§ Exercise goal
Identify each line holding the string "title" and copy it.

========================================

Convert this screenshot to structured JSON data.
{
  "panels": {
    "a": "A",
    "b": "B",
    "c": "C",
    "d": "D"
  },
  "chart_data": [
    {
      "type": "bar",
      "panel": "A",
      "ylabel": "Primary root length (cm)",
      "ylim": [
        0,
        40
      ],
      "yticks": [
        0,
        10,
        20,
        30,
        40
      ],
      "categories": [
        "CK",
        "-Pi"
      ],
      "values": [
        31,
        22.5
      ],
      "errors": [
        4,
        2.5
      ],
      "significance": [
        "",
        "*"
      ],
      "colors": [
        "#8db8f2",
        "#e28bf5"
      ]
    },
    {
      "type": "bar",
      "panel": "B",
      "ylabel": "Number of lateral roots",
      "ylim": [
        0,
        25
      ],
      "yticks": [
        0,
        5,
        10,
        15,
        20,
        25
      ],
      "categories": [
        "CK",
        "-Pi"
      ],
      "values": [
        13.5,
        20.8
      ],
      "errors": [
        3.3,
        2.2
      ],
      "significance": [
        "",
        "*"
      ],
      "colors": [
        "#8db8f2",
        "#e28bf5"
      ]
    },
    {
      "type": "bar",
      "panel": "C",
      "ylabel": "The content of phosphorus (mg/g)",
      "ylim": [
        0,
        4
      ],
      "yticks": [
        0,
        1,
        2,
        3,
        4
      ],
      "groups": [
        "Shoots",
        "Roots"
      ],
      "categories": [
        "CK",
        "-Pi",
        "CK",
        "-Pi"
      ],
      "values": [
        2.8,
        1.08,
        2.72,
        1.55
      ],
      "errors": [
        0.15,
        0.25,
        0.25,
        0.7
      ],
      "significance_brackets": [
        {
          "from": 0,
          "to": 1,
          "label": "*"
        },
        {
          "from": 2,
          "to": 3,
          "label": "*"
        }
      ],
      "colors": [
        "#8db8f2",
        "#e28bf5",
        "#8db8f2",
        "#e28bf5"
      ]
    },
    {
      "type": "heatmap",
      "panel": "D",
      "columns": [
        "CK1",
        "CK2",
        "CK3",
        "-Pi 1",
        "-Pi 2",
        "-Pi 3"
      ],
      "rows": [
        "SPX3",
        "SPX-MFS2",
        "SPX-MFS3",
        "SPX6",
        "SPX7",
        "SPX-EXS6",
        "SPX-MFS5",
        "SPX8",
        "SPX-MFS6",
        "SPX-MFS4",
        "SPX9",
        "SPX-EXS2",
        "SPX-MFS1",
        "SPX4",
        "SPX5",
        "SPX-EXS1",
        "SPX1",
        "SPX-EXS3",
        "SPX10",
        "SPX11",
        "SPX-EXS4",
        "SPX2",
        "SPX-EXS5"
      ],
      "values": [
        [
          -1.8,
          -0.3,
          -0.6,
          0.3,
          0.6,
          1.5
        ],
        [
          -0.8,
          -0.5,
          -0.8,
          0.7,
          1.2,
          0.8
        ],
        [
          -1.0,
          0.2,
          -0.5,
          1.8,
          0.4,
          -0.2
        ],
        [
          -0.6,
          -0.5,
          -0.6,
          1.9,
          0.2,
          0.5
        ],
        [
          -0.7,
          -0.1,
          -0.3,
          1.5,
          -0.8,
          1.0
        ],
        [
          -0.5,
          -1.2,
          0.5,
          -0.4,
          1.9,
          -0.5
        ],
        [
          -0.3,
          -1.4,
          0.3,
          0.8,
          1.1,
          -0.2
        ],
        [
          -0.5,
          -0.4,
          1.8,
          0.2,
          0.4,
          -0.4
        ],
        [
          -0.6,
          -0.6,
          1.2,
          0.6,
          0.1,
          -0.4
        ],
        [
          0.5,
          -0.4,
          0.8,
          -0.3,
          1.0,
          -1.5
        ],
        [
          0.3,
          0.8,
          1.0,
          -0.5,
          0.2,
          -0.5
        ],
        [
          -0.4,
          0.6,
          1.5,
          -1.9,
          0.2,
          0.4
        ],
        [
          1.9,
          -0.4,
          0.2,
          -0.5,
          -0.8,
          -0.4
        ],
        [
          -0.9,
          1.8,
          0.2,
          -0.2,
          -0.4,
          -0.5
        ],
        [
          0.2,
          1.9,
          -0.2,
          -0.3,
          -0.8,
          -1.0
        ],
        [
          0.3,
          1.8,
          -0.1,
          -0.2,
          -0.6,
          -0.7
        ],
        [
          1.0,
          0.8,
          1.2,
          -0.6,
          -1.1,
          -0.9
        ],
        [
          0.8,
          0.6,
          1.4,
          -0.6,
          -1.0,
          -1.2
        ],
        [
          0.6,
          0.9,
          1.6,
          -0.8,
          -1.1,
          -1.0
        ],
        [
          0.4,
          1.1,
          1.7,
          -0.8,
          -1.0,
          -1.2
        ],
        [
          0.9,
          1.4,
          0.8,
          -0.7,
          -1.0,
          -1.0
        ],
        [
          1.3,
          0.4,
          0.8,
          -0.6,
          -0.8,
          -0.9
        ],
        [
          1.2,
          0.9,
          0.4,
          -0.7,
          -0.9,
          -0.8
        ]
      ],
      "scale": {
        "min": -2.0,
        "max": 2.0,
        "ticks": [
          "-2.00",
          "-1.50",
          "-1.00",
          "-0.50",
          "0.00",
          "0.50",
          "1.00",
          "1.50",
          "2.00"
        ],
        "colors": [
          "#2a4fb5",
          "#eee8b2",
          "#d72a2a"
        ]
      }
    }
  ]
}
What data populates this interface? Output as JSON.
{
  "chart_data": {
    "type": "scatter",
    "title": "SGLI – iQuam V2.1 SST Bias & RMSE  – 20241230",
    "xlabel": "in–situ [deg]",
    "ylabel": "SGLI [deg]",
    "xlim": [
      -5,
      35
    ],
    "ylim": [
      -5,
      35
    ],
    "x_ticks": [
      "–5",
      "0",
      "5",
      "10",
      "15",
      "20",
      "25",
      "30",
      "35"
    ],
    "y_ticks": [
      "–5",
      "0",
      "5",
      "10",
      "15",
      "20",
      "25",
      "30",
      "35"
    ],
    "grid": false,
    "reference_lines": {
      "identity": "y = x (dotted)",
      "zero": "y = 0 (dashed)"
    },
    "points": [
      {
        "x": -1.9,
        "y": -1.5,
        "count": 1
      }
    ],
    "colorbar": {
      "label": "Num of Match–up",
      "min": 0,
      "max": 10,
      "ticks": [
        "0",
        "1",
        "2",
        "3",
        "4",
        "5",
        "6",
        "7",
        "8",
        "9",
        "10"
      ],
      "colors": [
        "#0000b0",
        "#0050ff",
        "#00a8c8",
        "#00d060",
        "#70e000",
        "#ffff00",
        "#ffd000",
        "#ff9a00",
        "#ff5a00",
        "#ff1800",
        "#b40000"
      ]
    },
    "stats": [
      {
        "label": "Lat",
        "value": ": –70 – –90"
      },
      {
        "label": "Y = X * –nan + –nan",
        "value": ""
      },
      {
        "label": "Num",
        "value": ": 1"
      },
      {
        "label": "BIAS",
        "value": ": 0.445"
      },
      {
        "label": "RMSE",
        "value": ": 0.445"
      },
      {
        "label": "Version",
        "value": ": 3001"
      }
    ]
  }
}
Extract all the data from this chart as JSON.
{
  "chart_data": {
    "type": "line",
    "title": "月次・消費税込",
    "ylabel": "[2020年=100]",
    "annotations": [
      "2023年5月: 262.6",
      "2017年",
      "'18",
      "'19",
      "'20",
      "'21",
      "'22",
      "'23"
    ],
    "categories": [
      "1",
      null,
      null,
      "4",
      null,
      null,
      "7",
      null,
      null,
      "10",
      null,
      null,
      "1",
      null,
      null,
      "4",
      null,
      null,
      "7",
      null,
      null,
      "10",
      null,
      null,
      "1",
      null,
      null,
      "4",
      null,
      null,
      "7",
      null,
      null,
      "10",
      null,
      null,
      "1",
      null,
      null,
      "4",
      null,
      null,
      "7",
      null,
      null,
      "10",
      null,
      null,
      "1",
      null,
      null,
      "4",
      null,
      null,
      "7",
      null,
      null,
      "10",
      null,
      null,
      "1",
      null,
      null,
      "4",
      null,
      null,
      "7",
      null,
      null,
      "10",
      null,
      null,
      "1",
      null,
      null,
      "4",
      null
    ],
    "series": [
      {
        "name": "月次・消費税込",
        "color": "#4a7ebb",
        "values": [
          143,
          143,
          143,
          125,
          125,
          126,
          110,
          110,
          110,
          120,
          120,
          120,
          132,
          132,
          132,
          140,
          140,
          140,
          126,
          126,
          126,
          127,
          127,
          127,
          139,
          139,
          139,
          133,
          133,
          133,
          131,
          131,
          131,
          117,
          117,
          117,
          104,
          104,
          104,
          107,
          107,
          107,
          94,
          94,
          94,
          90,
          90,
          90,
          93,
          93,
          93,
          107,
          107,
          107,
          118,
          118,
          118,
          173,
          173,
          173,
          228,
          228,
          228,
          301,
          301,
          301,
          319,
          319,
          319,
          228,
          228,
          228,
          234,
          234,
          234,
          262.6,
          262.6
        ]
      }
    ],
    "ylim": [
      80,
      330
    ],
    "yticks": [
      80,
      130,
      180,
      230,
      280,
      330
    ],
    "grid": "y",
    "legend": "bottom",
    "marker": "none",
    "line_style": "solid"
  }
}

========================================

§ Completed exercise
    "title": "SGLI – iQuam V2.1 SST Bias & RMSE  – 20241230",
    "title": "月次・消費税込",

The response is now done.